▶ [Work to be completed] Search the listing below for the word "JSON" and copy each line that holds it.

** START Records shown **

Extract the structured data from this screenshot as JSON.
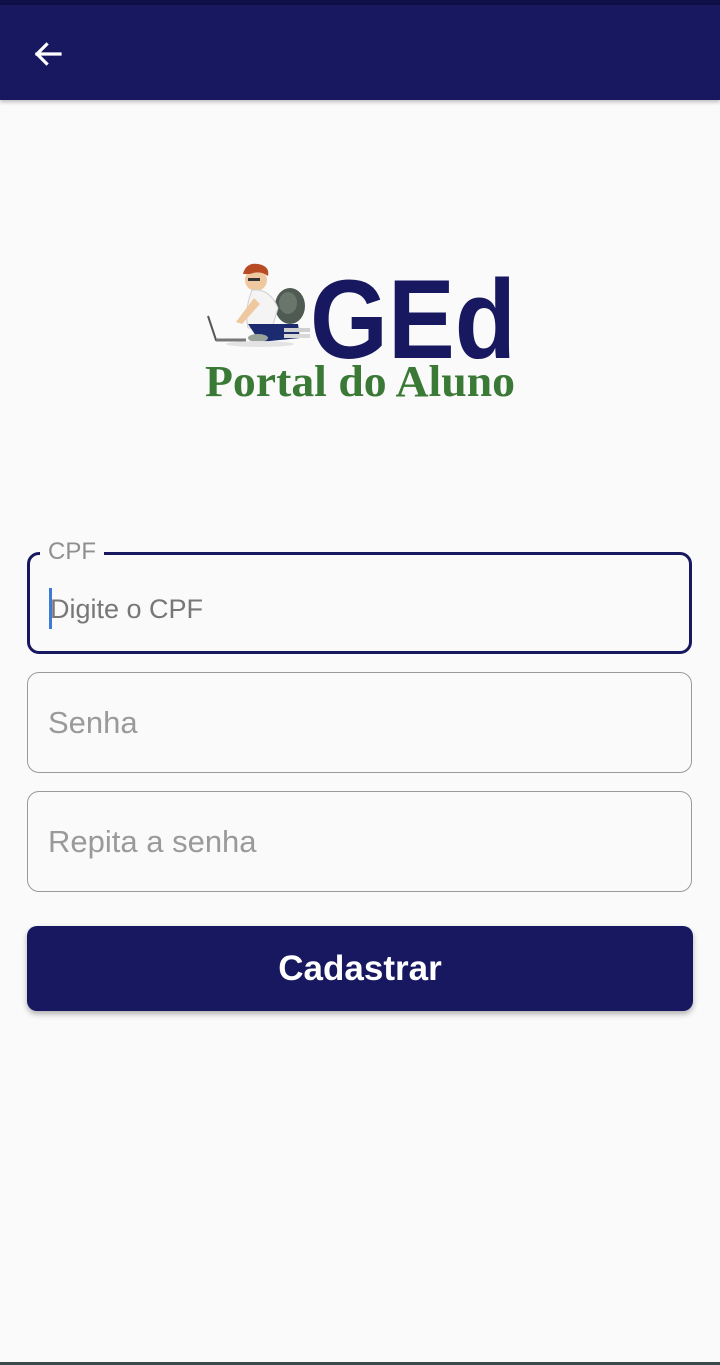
{
  "colors": {
    "primary": "#181860",
    "logo_green": "#3a7a36",
    "background": "#fafafa",
    "caret": "#3d7bd9"
  },
  "appbar": {
    "back_icon": "arrow-left-icon"
  },
  "logo": {
    "brand": "GEd",
    "subtitle": "Portal do Aluno",
    "illustration_icon": "student-with-laptop-icon"
  },
  "form": {
    "cpf": {
      "label": "CPF",
      "placeholder": "Digite o CPF",
      "value": ""
    },
    "senha": {
      "placeholder": "Senha",
      "value": ""
    },
    "repita_senha": {
      "placeholder": "Repita a senha",
      "value": ""
    },
    "submit_label": "Cadastrar"
  }
}
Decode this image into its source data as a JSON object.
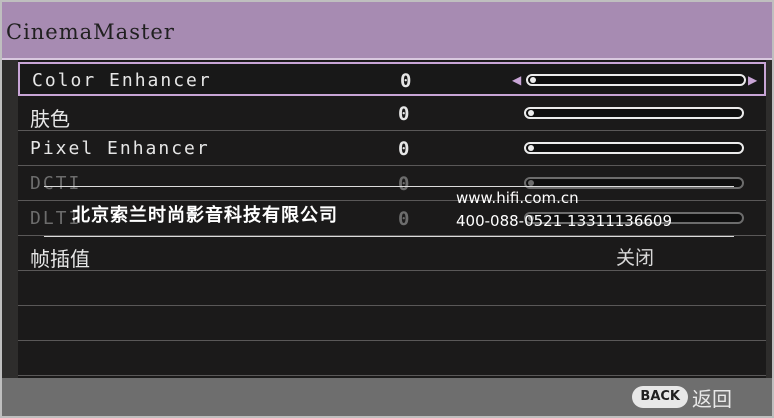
{
  "title": "CinemaMaster",
  "rows": [
    {
      "label": "Color Enhancer",
      "value": "0",
      "slider": 0.0,
      "selected": true
    },
    {
      "label": "肤色",
      "value": "0",
      "slider": 0.0
    },
    {
      "label": "Pixel Enhancer",
      "value": "0",
      "slider": 0.0
    },
    {
      "label": "DCTI",
      "value": "0",
      "slider": 0.0
    },
    {
      "label": "DLTI",
      "value": "0",
      "slider": 0.0
    },
    {
      "label": "帧插值",
      "value": "关闭"
    }
  ],
  "footer": {
    "back_button": "BACK",
    "back_text": "返回"
  },
  "watermark": {
    "company": "北京索兰时尚影音科技有限公司",
    "url": "www.hifi.com.cn",
    "phone": "400-088-0521  13311136609"
  },
  "colors": {
    "title_bar": "#a78bb2",
    "selection": "#c8a5d6"
  }
}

** END Records shown **

▶ [Written answer]
Extract the structured data from this screenshot as JSON.
Decode this image into its source data as a JSON object.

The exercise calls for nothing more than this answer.